Listed records:
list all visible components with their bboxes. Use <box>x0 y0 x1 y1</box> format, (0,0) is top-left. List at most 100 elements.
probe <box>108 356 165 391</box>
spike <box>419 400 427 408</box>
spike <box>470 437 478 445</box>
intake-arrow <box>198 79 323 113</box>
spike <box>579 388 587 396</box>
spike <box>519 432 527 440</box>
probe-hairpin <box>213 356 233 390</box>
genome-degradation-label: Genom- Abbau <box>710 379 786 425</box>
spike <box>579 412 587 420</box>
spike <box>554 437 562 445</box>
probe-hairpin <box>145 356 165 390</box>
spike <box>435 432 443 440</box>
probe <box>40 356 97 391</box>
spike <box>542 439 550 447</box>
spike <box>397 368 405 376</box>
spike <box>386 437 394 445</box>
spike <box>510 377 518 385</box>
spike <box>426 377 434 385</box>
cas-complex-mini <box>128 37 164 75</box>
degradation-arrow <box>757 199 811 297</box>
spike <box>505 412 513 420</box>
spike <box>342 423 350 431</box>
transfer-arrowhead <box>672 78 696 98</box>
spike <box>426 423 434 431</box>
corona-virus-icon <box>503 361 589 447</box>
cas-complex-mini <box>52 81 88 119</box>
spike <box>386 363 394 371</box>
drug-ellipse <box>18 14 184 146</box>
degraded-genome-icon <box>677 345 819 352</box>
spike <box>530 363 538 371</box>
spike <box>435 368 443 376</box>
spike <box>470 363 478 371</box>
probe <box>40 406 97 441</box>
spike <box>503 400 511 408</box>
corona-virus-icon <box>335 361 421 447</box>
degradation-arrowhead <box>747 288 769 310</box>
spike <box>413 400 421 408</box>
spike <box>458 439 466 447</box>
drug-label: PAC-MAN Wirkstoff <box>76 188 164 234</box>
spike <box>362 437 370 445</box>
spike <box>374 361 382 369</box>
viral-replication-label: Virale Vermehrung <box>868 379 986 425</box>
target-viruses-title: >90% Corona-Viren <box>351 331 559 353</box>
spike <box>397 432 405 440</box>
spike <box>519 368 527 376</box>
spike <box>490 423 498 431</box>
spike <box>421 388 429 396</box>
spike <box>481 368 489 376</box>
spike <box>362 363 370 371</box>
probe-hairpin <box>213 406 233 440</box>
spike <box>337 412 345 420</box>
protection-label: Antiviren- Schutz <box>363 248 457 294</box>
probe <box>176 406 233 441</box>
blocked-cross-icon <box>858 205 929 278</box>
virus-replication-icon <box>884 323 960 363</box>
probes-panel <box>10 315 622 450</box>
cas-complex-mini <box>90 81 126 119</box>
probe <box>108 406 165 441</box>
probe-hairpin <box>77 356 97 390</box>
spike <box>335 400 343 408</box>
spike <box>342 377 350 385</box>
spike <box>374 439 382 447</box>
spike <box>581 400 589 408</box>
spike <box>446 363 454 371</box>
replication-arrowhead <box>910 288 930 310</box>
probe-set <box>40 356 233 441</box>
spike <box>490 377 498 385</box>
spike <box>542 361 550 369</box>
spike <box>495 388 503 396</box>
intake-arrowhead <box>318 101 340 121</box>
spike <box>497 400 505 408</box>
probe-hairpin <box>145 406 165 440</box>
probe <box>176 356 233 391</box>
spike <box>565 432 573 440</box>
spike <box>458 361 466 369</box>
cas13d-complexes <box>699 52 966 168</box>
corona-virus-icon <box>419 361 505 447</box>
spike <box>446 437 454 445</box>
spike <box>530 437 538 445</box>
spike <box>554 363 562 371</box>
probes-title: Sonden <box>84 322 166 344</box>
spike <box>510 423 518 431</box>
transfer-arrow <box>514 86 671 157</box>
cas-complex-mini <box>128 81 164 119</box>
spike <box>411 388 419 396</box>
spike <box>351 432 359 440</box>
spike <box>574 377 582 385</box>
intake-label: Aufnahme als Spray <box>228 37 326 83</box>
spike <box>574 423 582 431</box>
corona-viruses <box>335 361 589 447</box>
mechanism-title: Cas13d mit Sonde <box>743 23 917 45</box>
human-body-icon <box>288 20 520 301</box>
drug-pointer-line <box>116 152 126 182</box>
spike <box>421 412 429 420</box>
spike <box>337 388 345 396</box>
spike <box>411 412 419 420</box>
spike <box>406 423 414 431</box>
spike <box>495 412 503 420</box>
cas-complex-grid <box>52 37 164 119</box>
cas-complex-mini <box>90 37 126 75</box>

Task instructions: Looking at the records above, say how many lines hold the string "icon". Write nothing but the number.

Answer area: 7